(Extracted data entries)
........

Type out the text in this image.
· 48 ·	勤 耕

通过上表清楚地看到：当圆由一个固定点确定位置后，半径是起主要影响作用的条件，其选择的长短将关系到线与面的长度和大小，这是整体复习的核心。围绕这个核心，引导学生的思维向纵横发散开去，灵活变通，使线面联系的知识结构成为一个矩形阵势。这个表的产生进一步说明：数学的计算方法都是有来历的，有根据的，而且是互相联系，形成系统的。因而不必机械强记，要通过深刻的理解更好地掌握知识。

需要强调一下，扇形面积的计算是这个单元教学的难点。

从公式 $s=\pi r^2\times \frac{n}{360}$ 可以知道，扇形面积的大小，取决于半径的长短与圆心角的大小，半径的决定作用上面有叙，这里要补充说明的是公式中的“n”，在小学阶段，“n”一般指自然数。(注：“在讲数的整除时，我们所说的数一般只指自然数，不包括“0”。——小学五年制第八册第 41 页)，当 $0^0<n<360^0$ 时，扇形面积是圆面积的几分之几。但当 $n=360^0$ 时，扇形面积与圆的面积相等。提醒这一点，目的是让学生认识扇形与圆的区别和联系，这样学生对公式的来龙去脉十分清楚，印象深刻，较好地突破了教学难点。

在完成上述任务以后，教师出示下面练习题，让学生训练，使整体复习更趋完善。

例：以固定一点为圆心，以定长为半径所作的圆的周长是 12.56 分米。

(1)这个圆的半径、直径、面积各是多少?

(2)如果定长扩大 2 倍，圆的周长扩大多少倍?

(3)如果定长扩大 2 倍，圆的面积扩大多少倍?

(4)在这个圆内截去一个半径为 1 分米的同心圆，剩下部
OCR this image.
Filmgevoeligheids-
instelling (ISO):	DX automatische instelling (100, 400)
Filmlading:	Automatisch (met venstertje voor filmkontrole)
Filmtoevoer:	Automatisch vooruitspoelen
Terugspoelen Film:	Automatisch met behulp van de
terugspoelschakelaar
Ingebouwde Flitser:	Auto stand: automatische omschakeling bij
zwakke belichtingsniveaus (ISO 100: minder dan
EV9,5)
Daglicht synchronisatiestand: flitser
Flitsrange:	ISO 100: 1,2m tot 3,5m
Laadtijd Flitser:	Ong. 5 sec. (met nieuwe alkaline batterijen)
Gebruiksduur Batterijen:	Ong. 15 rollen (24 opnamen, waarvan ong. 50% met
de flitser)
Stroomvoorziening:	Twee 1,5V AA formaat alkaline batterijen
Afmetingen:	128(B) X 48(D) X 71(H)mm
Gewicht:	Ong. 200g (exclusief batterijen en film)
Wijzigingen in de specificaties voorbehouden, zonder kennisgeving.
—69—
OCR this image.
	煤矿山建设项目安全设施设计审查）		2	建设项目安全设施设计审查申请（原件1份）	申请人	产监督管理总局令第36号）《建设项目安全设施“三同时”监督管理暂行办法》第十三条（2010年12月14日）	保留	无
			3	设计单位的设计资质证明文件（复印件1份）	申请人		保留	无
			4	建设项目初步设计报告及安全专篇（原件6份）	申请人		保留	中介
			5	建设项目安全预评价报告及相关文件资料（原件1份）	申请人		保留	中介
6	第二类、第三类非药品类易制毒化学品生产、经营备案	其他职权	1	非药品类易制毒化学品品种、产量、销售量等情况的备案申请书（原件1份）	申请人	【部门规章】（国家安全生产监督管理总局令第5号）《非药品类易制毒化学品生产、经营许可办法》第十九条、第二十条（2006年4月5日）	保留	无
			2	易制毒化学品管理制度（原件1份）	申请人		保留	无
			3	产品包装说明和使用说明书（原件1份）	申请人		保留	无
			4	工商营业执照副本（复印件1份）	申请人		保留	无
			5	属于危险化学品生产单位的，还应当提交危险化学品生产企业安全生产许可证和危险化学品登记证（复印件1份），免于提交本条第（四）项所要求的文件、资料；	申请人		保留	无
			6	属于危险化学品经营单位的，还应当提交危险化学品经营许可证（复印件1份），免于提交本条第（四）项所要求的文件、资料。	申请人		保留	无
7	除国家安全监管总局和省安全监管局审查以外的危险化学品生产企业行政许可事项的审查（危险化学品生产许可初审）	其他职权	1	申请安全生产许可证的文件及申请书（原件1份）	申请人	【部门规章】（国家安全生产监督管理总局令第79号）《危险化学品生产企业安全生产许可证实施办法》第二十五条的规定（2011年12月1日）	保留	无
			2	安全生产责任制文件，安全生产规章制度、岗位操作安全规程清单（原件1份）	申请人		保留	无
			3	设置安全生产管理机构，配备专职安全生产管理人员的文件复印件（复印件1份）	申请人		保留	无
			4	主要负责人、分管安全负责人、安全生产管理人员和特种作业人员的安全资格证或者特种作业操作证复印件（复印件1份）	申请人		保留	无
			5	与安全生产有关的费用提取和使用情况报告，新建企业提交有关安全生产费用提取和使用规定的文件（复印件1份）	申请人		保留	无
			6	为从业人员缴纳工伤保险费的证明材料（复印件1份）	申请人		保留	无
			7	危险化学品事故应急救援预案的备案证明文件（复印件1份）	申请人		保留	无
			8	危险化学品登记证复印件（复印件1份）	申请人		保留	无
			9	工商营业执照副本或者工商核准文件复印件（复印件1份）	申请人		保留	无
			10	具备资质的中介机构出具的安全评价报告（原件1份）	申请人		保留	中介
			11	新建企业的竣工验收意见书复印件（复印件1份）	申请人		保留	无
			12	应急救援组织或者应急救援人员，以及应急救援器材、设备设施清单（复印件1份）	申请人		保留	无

........

# EXERCISE
Take the records above and return them exactly as written.

# SOLUTION TO THE PROBLEM
Type out the text in this image.
· 48 ·	勤 耕

通过上表清楚地看到：当圆由一个固定点确定位置后，半径是起主要影响作用的条件，其选择的长短将关系到线与面的长度和大小，这是整体复习的核心。围绕这个核心，引导学生的思维向纵横发散开去，灵活变通，使线面联系的知识结构成为一个矩形阵势。这个表的产生进一步说明：数学的计算方法都是有来历的，有根据的，而且是互相联系，形成系统的。因而不必机械强记，要通过深刻的理解更好地掌握知识。

需要强调一下，扇形面积的计算是这个单元教学的难点。

从公式 $s=\pi r^2\times \frac{n}{360}$ 可以知道，扇形面积的大小，取决于半径的长短与圆心角的大小，半径的决定作用上面有叙，这里要补充说明的是公式中的“n”，在小学阶段，“n”一般指自然数。(注：“在讲数的整除时，我们所说的数一般只指自然数，不包括“0”。——小学五年制第八册第 41 页)，当 $0^0<n<360^0$ 时，扇形面积是圆面积的几分之几。但当 $n=360^0$ 时，扇形面积与圆的面积相等。提醒这一点，目的是让学生认识扇形与圆的区别和联系，这样学生对公式的来龙去脉十分清楚，印象深刻，较好地突破了教学难点。

在完成上述任务以后，教师出示下面练习题，让学生训练，使整体复习更趋完善。

例：以固定一点为圆心，以定长为半径所作的圆的周长是 12.56 分米。

(1)这个圆的半径、直径、面积各是多少?

(2)如果定长扩大 2 倍，圆的周长扩大多少倍?

(3)如果定长扩大 2 倍，圆的面积扩大多少倍?

(4)在这个圆内截去一个半径为 1 分米的同心圆，剩下部
OCR this image.
Filmgevoeligheids-
instelling (ISO):	DX automatische instelling (100, 400)
Filmlading:	Automatisch (met venstertje voor filmkontrole)
Filmtoevoer:	Automatisch vooruitspoelen
Terugspoelen Film:	Automatisch met behulp van de
terugspoelschakelaar
Ingebouwde Flitser:	Auto stand: automatische omschakeling bij
zwakke belichtingsniveaus (ISO 100: minder dan
EV9,5)
Daglicht synchronisatiestand: flitser
Flitsrange:	ISO 100: 1,2m tot 3,5m
Laadtijd Flitser:	Ong. 5 sec. (met nieuwe alkaline batterijen)
Gebruiksduur Batterijen:	Ong. 15 rollen (24 opnamen, waarvan ong. 50% met
de flitser)
Stroomvoorziening:	Twee 1,5V AA formaat alkaline batterijen
Afmetingen:	128(B) X 48(D) X 71(H)mm
Gewicht:	Ong. 200g (exclusief batterijen en film)
Wijzigingen in de specificaties voorbehouden, zonder kennisgeving.
—69—
OCR this image.
	煤矿山建设项目安全设施设计审查）		2	建设项目安全设施设计审查申请（原件1份）	申请人	产监督管理总局令第36号）《建设项目安全设施“三同时”监督管理暂行办法》第十三条（2010年12月14日）	保留	无
			3	设计单位的设计资质证明文件（复印件1份）	申请人		保留	无
			4	建设项目初步设计报告及安全专篇（原件6份）	申请人		保留	中介
			5	建设项目安全预评价报告及相关文件资料（原件1份）	申请人		保留	中介
6	第二类、第三类非药品类易制毒化学品生产、经营备案	其他职权	1	非药品类易制毒化学品品种、产量、销售量等情况的备案申请书（原件1份）	申请人	【部门规章】（国家安全生产监督管理总局令第5号）《非药品类易制毒化学品生产、经营许可办法》第十九条、第二十条（2006年4月5日）	保留	无
			2	易制毒化学品管理制度（原件1份）	申请人		保留	无
			3	产品包装说明和使用说明书（原件1份）	申请人		保留	无
			4	工商营业执照副本（复印件1份）	申请人		保留	无
			5	属于危险化学品生产单位的，还应当提交危险化学品生产企业安全生产许可证和危险化学品登记证（复印件1份），免于提交本条第（四）项所要求的文件、资料；	申请人		保留	无
			6	属于危险化学品经营单位的，还应当提交危险化学品经营许可证（复印件1份），免于提交本条第（四）项所要求的文件、资料。	申请人		保留	无
7	除国家安全监管总局和省安全监管局审查以外的危险化学品生产企业行政许可事项的审查（危险化学品生产许可初审）	其他职权	1	申请安全生产许可证的文件及申请书（原件1份）	申请人	【部门规章】（国家安全生产监督管理总局令第79号）《危险化学品生产企业安全生产许可证实施办法》第二十五条的规定（2011年12月1日）	保留	无
			2	安全生产责任制文件，安全生产规章制度、岗位操作安全规程清单（原件1份）	申请人		保留	无
			3	设置安全生产管理机构，配备专职安全生产管理人员的文件复印件（复印件1份）	申请人		保留	无
			4	主要负责人、分管安全负责人、安全生产管理人员和特种作业人员的安全资格证或者特种作业操作证复印件（复印件1份）	申请人		保留	无
			5	与安全生产有关的费用提取和使用情况报告，新建企业提交有关安全生产费用提取和使用规定的文件（复印件1份）	申请人		保留	无
			6	为从业人员缴纳工伤保险费的证明材料（复印件1份）	申请人		保留	无
			7	危险化学品事故应急救援预案的备案证明文件（复印件1份）	申请人		保留	无
			8	危险化学品登记证复印件（复印件1份）	申请人		保留	无
			9	工商营业执照副本或者工商核准文件复印件（复印件1份）	申请人		保留	无
			10	具备资质的中介机构出具的安全评价报告（原件1份）	申请人		保留	中介
			11	新建企业的竣工验收意见书复印件（复印件1份）	申请人		保留	无
			12	应急救援组织或者应急救援人员，以及应急救援器材、设备设施清单（复印件1份）	申请人		保留	无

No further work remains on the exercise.